> Exercise goal: Copy every line of the material below word for word, keeping each character, symbol and number unchanged.
▼
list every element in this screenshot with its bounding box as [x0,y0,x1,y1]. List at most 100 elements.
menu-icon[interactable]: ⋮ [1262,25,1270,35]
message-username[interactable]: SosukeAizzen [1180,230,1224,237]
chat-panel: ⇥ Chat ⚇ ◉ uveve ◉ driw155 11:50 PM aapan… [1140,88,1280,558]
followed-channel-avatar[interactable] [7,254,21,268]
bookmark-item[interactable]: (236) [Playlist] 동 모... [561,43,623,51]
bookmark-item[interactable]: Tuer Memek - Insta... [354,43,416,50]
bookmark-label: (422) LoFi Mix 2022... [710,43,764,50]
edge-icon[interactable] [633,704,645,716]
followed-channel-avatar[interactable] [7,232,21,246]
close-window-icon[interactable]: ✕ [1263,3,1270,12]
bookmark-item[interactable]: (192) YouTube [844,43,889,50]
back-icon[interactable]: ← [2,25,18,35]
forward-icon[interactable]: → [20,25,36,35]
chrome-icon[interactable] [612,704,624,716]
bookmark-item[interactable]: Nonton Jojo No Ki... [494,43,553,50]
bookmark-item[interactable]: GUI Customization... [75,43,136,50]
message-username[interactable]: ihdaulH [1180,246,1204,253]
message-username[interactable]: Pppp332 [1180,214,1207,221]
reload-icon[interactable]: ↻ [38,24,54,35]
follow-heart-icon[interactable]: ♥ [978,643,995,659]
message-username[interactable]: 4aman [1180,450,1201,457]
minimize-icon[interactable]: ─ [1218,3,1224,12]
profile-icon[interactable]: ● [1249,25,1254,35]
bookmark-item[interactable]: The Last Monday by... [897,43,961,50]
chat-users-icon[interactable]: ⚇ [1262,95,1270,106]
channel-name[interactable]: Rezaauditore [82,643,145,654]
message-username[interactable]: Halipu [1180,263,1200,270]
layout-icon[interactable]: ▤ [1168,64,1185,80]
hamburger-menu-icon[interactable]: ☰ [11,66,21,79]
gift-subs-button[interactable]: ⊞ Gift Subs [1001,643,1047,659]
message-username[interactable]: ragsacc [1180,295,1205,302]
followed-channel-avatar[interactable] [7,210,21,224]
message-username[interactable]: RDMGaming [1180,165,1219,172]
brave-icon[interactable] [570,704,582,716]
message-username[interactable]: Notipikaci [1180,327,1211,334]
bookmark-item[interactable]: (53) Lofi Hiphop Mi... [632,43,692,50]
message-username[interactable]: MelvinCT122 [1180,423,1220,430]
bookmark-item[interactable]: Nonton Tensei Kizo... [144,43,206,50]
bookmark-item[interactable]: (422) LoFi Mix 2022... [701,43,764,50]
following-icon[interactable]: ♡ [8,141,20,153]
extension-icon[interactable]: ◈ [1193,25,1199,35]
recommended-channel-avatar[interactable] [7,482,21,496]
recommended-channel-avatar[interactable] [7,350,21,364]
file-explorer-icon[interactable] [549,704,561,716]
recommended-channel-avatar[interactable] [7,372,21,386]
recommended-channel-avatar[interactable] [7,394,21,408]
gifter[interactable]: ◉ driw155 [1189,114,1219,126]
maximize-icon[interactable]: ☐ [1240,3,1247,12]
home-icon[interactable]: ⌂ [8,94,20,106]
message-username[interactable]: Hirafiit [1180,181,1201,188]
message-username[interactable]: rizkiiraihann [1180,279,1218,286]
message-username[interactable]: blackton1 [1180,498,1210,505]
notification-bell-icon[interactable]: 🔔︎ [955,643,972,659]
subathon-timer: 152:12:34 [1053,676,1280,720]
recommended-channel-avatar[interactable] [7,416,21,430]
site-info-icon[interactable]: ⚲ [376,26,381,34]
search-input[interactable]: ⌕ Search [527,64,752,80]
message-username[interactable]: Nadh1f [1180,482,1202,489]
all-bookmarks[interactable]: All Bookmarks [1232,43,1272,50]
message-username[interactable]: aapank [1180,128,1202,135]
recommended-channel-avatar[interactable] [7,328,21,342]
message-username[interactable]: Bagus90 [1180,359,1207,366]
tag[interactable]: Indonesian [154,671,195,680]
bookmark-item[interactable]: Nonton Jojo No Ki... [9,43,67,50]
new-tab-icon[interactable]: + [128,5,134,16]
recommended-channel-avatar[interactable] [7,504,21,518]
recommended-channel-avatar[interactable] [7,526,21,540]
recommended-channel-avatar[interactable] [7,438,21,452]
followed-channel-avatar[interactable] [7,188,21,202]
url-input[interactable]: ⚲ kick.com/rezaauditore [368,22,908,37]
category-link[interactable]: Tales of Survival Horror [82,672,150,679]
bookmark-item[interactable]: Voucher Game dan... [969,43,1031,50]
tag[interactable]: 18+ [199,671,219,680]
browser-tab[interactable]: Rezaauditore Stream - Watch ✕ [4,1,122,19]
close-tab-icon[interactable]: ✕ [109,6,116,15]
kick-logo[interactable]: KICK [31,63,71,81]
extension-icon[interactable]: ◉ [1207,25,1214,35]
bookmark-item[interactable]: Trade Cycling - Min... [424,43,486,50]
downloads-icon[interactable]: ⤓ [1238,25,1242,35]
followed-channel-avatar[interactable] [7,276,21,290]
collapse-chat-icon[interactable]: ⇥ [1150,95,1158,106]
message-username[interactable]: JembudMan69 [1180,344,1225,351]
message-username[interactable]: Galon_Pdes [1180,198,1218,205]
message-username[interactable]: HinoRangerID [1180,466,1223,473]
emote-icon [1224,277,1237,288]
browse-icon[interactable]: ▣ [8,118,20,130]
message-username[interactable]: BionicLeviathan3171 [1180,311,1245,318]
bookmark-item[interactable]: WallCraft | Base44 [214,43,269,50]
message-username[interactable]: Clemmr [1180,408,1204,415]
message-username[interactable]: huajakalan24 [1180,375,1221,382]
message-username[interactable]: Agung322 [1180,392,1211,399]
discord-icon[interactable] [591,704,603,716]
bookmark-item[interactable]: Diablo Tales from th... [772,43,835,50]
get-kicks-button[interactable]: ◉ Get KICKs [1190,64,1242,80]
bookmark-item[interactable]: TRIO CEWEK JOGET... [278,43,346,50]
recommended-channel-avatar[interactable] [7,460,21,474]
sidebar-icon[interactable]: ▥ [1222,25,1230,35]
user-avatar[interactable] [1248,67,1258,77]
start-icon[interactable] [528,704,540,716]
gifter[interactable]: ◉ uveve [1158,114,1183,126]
▲
> Task solution:
list every element in this screenshot with its bounding box as [x0,y0,x1,y1]. List at most 100 elements.
menu-icon[interactable]: ⋮ [1262,25,1270,35]
message-username[interactable]: SosukeAizzen [1180,230,1224,237]
chat-panel: ⇥ Chat ⚇ ◉ uveve ◉ driw155 11:50 PM aapan… [1140,88,1280,558]
followed-channel-avatar[interactable] [7,254,21,268]
bookmark-item[interactable]: (236) [Playlist] 동 모... [561,43,623,51]
bookmark-item[interactable]: Tuer Memek - Insta... [354,43,416,50]
bookmark-label: (422) LoFi Mix 2022... [710,43,764,50]
edge-icon[interactable] [633,704,645,716]
followed-channel-avatar[interactable] [7,232,21,246]
close-window-icon[interactable]: ✕ [1263,3,1270,12]
bookmark-item[interactable]: (192) YouTube [844,43,889,50]
back-icon[interactable]: ← [2,25,18,35]
forward-icon[interactable]: → [20,25,36,35]
chrome-icon[interactable] [612,704,624,716]
bookmark-item[interactable]: Nonton Jojo No Ki... [494,43,553,50]
bookmark-item[interactable]: GUI Customization... [75,43,136,50]
message-username[interactable]: ihdaulH [1180,246,1204,253]
message-username[interactable]: Pppp332 [1180,214,1207,221]
reload-icon[interactable]: ↻ [38,24,54,35]
follow-heart-icon[interactable]: ♥ [978,643,995,659]
message-username[interactable]: 4aman [1180,450,1201,457]
minimize-icon[interactable]: ─ [1218,3,1224,12]
profile-icon[interactable]: ● [1249,25,1254,35]
bookmark-item[interactable]: The Last Monday by... [897,43,961,50]
chat-users-icon[interactable]: ⚇ [1262,95,1270,106]
channel-name[interactable]: Rezaauditore [82,643,145,654]
message-username[interactable]: Halipu [1180,263,1200,270]
layout-icon[interactable]: ▤ [1168,64,1185,80]
hamburger-menu-icon[interactable]: ☰ [11,66,21,79]
gift-subs-button[interactable]: ⊞ Gift Subs [1001,643,1047,659]
message-username[interactable]: ragsacc [1180,295,1205,302]
followed-channel-avatar[interactable] [7,210,21,224]
message-username[interactable]: RDMGaming [1180,165,1219,172]
brave-icon[interactable] [570,704,582,716]
message-username[interactable]: Notipikaci [1180,327,1211,334]
bookmark-item[interactable]: (53) Lofi Hiphop Mi... [632,43,692,50]
message-username[interactable]: MelvinCT122 [1180,423,1220,430]
bookmark-item[interactable]: Nonton Tensei Kizo... [144,43,206,50]
bookmark-item[interactable]: (422) LoFi Mix 2022... [701,43,764,50]
following-icon[interactable]: ♡ [8,141,20,153]
extension-icon[interactable]: ◈ [1193,25,1199,35]
recommended-channel-avatar[interactable] [7,482,21,496]
recommended-channel-avatar[interactable] [7,350,21,364]
file-explorer-icon[interactable] [549,704,561,716]
recommended-channel-avatar[interactable] [7,372,21,386]
recommended-channel-avatar[interactable] [7,394,21,408]
gifter[interactable]: ◉ driw155 [1189,114,1219,126]
maximize-icon[interactable]: ☐ [1240,3,1247,12]
home-icon[interactable]: ⌂ [8,94,20,106]
message-username[interactable]: Hirafiit [1180,181,1201,188]
message-username[interactable]: rizkiiraihann [1180,279,1218,286]
message-username[interactable]: blackton1 [1180,498,1210,505]
notification-bell-icon[interactable]: 🔔︎ [955,643,972,659]
subathon-timer: 152:12:34 [1053,676,1280,720]
recommended-channel-avatar[interactable] [7,416,21,430]
site-info-icon[interactable]: ⚲ [376,26,381,34]
search-input[interactable]: ⌕ Search [527,64,752,80]
message-username[interactable]: Nadh1f [1180,482,1202,489]
all-bookmarks[interactable]: All Bookmarks [1232,43,1272,50]
message-username[interactable]: aapank [1180,128,1202,135]
recommended-channel-avatar[interactable] [7,328,21,342]
message-username[interactable]: Bagus90 [1180,359,1207,366]
tag[interactable]: Indonesian [154,671,195,680]
bookmark-item[interactable]: Nonton Jojo No Ki... [9,43,67,50]
new-tab-icon[interactable]: + [128,5,134,16]
recommended-channel-avatar[interactable] [7,504,21,518]
recommended-channel-avatar[interactable] [7,526,21,540]
recommended-channel-avatar[interactable] [7,438,21,452]
followed-channel-avatar[interactable] [7,188,21,202]
url-input[interactable]: ⚲ kick.com/rezaauditore [368,22,908,37]
category-link[interactable]: Tales of Survival Horror [82,672,150,679]
bookmark-item[interactable]: Voucher Game dan... [969,43,1031,50]
tag[interactable]: 18+ [199,671,219,680]
browser-tab[interactable]: Rezaauditore Stream - Watch ✕ [4,1,122,19]
close-tab-icon[interactable]: ✕ [109,6,116,15]
kick-logo[interactable]: KICK [31,63,71,81]
extension-icon[interactable]: ◉ [1207,25,1214,35]
bookmark-item[interactable]: Trade Cycling - Min... [424,43,486,50]
downloads-icon[interactable]: ⤓ [1238,25,1242,35]
followed-channel-avatar[interactable] [7,276,21,290]
collapse-chat-icon[interactable]: ⇥ [1150,95,1158,106]
message-username[interactable]: JembudMan69 [1180,344,1225,351]
message-username[interactable]: Galon_Pdes [1180,198,1218,205]
message-username[interactable]: HinoRangerID [1180,466,1223,473]
emote-icon [1224,277,1237,288]
browse-icon[interactable]: ▣ [8,118,20,130]
message-username[interactable]: BionicLeviathan3171 [1180,311,1245,318]
bookmark-item[interactable]: WallCraft | Base44 [214,43,269,50]
message-username[interactable]: Clemmr [1180,408,1204,415]
message-username[interactable]: huajakalan24 [1180,375,1221,382]
message-username[interactable]: Agung322 [1180,392,1211,399]
discord-icon[interactable] [591,704,603,716]
bookmark-item[interactable]: Diablo Tales from th... [772,43,835,50]
get-kicks-button[interactable]: ◉ Get KICKs [1190,64,1242,80]
bookmark-item[interactable]: TRIO CEWEK JOGET... [278,43,346,50]
recommended-channel-avatar[interactable] [7,460,21,474]
sidebar-icon[interactable]: ▥ [1222,25,1230,35]
user-avatar[interactable] [1248,67,1258,77]
start-icon[interactable] [528,704,540,716]
gifter[interactable]: ◉ uveve [1158,114,1183,126]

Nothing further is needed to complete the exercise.